— start —

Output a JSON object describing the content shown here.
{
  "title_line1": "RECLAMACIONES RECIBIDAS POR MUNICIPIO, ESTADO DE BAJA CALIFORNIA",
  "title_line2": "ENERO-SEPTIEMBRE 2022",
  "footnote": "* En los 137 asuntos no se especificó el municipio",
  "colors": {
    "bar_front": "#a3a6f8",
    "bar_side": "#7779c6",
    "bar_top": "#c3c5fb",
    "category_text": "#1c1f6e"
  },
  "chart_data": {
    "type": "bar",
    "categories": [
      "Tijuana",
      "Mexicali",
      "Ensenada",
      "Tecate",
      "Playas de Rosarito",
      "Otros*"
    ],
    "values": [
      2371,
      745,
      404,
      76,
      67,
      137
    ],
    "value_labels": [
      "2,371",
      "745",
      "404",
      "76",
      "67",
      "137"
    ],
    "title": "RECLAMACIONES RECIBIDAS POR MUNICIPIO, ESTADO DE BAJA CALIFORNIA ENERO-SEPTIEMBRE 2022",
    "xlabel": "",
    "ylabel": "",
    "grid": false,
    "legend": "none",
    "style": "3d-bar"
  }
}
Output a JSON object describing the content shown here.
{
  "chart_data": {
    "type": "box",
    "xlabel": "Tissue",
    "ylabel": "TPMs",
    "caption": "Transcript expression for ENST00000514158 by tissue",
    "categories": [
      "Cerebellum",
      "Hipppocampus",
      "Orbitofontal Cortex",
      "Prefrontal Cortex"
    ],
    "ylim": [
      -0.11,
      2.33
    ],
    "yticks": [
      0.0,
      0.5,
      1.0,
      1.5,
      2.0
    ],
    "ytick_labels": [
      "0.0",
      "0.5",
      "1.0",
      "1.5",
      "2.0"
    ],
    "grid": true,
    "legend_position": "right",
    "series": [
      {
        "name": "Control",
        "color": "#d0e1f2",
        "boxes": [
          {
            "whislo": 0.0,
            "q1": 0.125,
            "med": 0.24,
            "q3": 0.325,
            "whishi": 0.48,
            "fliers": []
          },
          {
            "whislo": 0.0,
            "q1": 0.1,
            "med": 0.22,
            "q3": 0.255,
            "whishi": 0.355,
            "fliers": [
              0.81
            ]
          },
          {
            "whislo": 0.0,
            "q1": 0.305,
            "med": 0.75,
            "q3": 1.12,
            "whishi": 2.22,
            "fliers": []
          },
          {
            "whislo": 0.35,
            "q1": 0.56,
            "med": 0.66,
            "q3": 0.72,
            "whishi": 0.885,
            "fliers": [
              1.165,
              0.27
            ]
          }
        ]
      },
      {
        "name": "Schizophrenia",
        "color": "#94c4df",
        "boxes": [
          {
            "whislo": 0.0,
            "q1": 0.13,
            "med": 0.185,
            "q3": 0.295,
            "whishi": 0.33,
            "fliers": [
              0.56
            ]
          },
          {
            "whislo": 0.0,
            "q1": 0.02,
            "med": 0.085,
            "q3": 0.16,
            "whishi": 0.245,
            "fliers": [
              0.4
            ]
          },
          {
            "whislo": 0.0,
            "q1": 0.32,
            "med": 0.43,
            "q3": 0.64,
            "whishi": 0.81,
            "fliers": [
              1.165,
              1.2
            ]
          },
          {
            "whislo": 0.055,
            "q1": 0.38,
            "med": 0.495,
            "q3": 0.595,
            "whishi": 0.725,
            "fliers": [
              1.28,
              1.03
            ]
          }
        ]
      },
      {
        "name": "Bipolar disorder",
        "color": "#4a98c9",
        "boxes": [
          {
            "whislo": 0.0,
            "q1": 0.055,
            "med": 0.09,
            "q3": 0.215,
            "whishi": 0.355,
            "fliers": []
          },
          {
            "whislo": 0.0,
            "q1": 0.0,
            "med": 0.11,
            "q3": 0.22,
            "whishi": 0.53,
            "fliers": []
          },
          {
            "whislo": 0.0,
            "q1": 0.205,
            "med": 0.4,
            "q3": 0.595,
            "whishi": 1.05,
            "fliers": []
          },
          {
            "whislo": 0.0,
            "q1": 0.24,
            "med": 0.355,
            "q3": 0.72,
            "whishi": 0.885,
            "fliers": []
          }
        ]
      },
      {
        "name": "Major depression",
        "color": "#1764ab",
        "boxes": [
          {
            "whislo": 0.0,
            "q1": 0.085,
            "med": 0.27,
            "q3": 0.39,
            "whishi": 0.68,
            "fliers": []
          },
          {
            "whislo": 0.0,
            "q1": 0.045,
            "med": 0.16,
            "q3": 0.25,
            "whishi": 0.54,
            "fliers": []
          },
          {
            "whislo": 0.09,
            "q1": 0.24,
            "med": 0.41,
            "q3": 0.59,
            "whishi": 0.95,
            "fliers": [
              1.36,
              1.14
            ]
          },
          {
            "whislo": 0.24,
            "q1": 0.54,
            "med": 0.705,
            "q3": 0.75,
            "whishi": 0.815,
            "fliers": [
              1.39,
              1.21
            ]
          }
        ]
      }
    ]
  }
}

— end —

=== Task goal ===
Print the listing above in its entirety, with every line exact.

=== Task output ===
Output a JSON object describing the content shown here.
{
  "title_line1": "RECLAMACIONES RECIBIDAS POR MUNICIPIO, ESTADO DE BAJA CALIFORNIA",
  "title_line2": "ENERO-SEPTIEMBRE 2022",
  "footnote": "* En los 137 asuntos no se especificó el municipio",
  "colors": {
    "bar_front": "#a3a6f8",
    "bar_side": "#7779c6",
    "bar_top": "#c3c5fb",
    "category_text": "#1c1f6e"
  },
  "chart_data": {
    "type": "bar",
    "categories": [
      "Tijuana",
      "Mexicali",
      "Ensenada",
      "Tecate",
      "Playas de Rosarito",
      "Otros*"
    ],
    "values": [
      2371,
      745,
      404,
      76,
      67,
      137
    ],
    "value_labels": [
      "2,371",
      "745",
      "404",
      "76",
      "67",
      "137"
    ],
    "title": "RECLAMACIONES RECIBIDAS POR MUNICIPIO, ESTADO DE BAJA CALIFORNIA ENERO-SEPTIEMBRE 2022",
    "xlabel": "",
    "ylabel": "",
    "grid": false,
    "legend": "none",
    "style": "3d-bar"
  }
}
Output a JSON object describing the content shown here.
{
  "chart_data": {
    "type": "box",
    "xlabel": "Tissue",
    "ylabel": "TPMs",
    "caption": "Transcript expression for ENST00000514158 by tissue",
    "categories": [
      "Cerebellum",
      "Hipppocampus",
      "Orbitofontal Cortex",
      "Prefrontal Cortex"
    ],
    "ylim": [
      -0.11,
      2.33
    ],
    "yticks": [
      0.0,
      0.5,
      1.0,
      1.5,
      2.0
    ],
    "ytick_labels": [
      "0.0",
      "0.5",
      "1.0",
      "1.5",
      "2.0"
    ],
    "grid": true,
    "legend_position": "right",
    "series": [
      {
        "name": "Control",
        "color": "#d0e1f2",
        "boxes": [
          {
            "whislo": 0.0,
            "q1": 0.125,
            "med": 0.24,
            "q3": 0.325,
            "whishi": 0.48,
            "fliers": []
          },
          {
            "whislo": 0.0,
            "q1": 0.1,
            "med": 0.22,
            "q3": 0.255,
            "whishi": 0.355,
            "fliers": [
              0.81
            ]
          },
          {
            "whislo": 0.0,
            "q1": 0.305,
            "med": 0.75,
            "q3": 1.12,
            "whishi": 2.22,
            "fliers": []
          },
          {
            "whislo": 0.35,
            "q1": 0.56,
            "med": 0.66,
            "q3": 0.72,
            "whishi": 0.885,
            "fliers": [
              1.165,
              0.27
            ]
          }
        ]
      },
      {
        "name": "Schizophrenia",
        "color": "#94c4df",
        "boxes": [
          {
            "whislo": 0.0,
            "q1": 0.13,
            "med": 0.185,
            "q3": 0.295,
            "whishi": 0.33,
            "fliers": [
              0.56
            ]
          },
          {
            "whislo": 0.0,
            "q1": 0.02,
            "med": 0.085,
            "q3": 0.16,
            "whishi": 0.245,
            "fliers": [
              0.4
            ]
          },
          {
            "whislo": 0.0,
            "q1": 0.32,
            "med": 0.43,
            "q3": 0.64,
            "whishi": 0.81,
            "fliers": [
              1.165,
              1.2
            ]
          },
          {
            "whislo": 0.055,
            "q1": 0.38,
            "med": 0.495,
            "q3": 0.595,
            "whishi": 0.725,
            "fliers": [
              1.28,
              1.03
            ]
          }
        ]
      },
      {
        "name": "Bipolar disorder",
        "color": "#4a98c9",
        "boxes": [
          {
            "whislo": 0.0,
            "q1": 0.055,
            "med": 0.09,
            "q3": 0.215,
            "whishi": 0.355,
            "fliers": []
          },
          {
            "whislo": 0.0,
            "q1": 0.0,
            "med": 0.11,
            "q3": 0.22,
            "whishi": 0.53,
            "fliers": []
          },
          {
            "whislo": 0.0,
            "q1": 0.205,
            "med": 0.4,
            "q3": 0.595,
            "whishi": 1.05,
            "fliers": []
          },
          {
            "whislo": 0.0,
            "q1": 0.24,
            "med": 0.355,
            "q3": 0.72,
            "whishi": 0.885,
            "fliers": []
          }
        ]
      },
      {
        "name": "Major depression",
        "color": "#1764ab",
        "boxes": [
          {
            "whislo": 0.0,
            "q1": 0.085,
            "med": 0.27,
            "q3": 0.39,
            "whishi": 0.68,
            "fliers": []
          },
          {
            "whislo": 0.0,
            "q1": 0.045,
            "med": 0.16,
            "q3": 0.25,
            "whishi": 0.54,
            "fliers": []
          },
          {
            "whislo": 0.09,
            "q1": 0.24,
            "med": 0.41,
            "q3": 0.59,
            "whishi": 0.95,
            "fliers": [
              1.36,
              1.14
            ]
          },
          {
            "whislo": 0.24,
            "q1": 0.54,
            "med": 0.705,
            "q3": 0.75,
            "whishi": 0.815,
            "fliers": [
              1.39,
              1.21
            ]
          }
        ]
      }
    ]
  }
}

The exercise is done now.